[Data entries]
## Start

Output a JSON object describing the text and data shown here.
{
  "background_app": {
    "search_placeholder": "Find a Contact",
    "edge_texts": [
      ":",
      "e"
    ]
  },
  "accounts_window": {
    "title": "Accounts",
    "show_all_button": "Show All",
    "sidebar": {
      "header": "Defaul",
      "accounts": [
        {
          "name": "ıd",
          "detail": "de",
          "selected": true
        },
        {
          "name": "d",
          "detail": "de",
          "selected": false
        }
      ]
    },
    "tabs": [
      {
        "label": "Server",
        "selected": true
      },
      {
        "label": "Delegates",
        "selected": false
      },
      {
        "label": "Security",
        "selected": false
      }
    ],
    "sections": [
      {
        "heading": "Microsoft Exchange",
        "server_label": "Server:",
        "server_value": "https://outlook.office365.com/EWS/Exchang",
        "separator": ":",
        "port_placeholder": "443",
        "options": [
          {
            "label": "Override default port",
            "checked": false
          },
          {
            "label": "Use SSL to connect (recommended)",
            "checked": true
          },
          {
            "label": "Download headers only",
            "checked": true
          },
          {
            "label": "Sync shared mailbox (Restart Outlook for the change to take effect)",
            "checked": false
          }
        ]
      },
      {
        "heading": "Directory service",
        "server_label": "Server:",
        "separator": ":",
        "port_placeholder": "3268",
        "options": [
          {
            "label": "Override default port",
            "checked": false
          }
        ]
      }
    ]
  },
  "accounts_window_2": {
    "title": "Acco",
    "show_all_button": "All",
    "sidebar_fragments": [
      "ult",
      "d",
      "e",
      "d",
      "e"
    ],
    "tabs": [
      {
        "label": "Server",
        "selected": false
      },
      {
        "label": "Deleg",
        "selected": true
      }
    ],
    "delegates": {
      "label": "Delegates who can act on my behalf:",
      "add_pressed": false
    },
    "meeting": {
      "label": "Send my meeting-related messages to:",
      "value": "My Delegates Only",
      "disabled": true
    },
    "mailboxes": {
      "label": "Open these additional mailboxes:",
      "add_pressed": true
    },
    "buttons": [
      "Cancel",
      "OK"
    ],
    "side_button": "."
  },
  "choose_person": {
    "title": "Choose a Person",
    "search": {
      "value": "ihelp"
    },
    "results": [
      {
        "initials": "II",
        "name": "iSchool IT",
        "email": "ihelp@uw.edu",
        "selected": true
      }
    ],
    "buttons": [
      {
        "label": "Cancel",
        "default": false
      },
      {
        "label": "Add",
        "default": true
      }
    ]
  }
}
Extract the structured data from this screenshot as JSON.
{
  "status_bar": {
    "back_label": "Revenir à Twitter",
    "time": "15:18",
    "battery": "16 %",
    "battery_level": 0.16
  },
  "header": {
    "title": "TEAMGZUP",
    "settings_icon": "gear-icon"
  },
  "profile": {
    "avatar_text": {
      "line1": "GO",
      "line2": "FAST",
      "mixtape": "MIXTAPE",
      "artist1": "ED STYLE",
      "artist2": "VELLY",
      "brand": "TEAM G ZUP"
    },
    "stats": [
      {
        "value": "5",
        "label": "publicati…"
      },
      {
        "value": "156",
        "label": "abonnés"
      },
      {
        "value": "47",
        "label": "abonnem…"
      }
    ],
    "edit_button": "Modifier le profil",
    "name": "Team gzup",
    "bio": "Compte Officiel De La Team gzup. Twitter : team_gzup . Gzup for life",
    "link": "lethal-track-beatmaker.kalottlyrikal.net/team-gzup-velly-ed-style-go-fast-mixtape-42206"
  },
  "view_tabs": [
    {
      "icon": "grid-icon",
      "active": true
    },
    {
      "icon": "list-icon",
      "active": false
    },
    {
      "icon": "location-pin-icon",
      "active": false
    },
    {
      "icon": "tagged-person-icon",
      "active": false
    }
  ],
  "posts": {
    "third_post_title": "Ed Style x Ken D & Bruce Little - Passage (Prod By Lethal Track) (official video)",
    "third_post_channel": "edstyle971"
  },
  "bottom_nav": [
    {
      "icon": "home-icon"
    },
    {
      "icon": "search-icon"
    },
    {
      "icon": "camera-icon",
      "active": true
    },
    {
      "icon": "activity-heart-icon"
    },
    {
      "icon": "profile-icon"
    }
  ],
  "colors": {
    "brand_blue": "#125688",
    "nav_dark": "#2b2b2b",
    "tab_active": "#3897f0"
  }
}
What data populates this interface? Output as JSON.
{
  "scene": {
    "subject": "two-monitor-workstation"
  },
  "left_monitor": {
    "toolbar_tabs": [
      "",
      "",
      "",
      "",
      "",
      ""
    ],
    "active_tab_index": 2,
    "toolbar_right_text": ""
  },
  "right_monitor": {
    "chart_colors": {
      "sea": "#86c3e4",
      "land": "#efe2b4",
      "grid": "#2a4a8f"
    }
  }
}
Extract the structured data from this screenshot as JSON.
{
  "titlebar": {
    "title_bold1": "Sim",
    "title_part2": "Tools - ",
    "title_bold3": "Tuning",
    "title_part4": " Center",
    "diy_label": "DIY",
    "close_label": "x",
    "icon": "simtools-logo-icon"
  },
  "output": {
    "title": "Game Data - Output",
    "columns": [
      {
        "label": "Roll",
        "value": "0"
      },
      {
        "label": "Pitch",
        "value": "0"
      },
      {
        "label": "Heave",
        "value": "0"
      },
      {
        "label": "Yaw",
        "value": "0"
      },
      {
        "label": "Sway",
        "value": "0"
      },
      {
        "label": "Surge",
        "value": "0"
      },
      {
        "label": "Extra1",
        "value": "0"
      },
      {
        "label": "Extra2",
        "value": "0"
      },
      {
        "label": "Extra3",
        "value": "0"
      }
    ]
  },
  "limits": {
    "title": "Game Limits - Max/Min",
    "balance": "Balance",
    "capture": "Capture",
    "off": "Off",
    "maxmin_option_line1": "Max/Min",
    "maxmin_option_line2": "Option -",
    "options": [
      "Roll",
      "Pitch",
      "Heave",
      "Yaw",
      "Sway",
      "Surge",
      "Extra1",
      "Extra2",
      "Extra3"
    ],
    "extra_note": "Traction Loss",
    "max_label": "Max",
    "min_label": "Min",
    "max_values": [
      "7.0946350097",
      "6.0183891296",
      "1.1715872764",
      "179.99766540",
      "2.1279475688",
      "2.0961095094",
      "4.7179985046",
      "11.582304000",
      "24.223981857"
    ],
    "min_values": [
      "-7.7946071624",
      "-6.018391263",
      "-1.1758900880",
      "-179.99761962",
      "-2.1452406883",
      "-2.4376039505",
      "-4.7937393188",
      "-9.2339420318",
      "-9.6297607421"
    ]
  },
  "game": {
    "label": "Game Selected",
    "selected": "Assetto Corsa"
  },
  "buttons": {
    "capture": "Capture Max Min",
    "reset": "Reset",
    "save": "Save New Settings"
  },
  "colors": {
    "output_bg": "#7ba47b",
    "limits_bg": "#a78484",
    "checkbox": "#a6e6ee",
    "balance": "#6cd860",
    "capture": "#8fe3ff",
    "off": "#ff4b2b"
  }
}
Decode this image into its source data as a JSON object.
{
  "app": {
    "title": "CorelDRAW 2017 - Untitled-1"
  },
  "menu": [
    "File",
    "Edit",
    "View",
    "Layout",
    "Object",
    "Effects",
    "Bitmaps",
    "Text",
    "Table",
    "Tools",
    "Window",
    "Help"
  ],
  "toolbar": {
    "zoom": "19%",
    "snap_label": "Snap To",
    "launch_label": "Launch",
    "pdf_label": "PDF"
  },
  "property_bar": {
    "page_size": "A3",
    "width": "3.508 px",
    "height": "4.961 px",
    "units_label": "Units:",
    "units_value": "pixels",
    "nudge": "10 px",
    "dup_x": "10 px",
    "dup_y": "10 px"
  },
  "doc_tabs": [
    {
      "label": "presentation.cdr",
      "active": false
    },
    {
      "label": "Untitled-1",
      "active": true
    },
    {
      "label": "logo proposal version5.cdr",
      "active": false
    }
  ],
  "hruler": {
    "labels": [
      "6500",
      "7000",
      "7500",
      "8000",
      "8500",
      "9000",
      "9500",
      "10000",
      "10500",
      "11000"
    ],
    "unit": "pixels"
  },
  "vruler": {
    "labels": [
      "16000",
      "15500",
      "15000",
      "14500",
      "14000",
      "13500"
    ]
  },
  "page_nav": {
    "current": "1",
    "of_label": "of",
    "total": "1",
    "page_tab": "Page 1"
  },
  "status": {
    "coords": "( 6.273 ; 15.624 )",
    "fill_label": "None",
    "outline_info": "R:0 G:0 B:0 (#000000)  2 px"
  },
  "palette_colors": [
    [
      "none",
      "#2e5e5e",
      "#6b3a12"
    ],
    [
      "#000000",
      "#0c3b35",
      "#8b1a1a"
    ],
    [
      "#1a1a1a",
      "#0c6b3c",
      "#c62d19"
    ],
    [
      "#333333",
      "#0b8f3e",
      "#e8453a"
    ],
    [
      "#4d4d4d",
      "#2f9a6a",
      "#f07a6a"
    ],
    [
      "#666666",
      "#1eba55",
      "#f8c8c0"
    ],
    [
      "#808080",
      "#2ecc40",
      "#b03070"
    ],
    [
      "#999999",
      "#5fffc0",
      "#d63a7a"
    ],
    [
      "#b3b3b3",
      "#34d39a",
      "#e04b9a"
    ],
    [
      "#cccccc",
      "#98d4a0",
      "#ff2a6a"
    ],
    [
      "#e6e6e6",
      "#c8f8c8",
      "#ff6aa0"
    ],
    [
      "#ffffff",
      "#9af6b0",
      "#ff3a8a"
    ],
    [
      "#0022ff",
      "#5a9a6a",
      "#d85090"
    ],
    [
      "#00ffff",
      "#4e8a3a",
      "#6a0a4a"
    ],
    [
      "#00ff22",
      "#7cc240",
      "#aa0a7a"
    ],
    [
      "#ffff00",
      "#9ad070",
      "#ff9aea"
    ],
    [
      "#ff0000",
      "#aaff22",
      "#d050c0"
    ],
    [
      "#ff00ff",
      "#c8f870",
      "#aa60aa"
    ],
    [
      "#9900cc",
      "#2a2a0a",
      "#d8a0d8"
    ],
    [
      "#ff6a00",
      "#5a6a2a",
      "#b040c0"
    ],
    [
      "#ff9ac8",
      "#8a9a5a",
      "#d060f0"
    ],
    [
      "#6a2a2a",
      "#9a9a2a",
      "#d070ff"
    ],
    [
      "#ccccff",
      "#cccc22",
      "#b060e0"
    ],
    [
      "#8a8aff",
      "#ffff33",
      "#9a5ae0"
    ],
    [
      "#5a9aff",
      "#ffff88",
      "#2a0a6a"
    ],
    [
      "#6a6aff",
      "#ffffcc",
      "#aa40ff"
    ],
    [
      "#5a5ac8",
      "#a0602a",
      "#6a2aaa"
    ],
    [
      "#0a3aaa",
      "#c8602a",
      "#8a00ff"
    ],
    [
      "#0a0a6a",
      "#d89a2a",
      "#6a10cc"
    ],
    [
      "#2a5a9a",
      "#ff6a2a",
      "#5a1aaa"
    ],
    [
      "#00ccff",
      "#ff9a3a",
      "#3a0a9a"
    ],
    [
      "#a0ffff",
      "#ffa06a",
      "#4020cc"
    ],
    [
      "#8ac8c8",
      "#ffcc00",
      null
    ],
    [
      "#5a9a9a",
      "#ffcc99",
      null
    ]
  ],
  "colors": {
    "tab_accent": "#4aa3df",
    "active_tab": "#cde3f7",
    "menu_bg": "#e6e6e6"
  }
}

## End

• Brief:
Look through the entries above and list every line containing "Twitter".

• Solution:
    "back_label": "Revenir à Twitter",
    "bio": "Compte Officiel De La Team gzup. Twitter : team_gzup . Gzup for life",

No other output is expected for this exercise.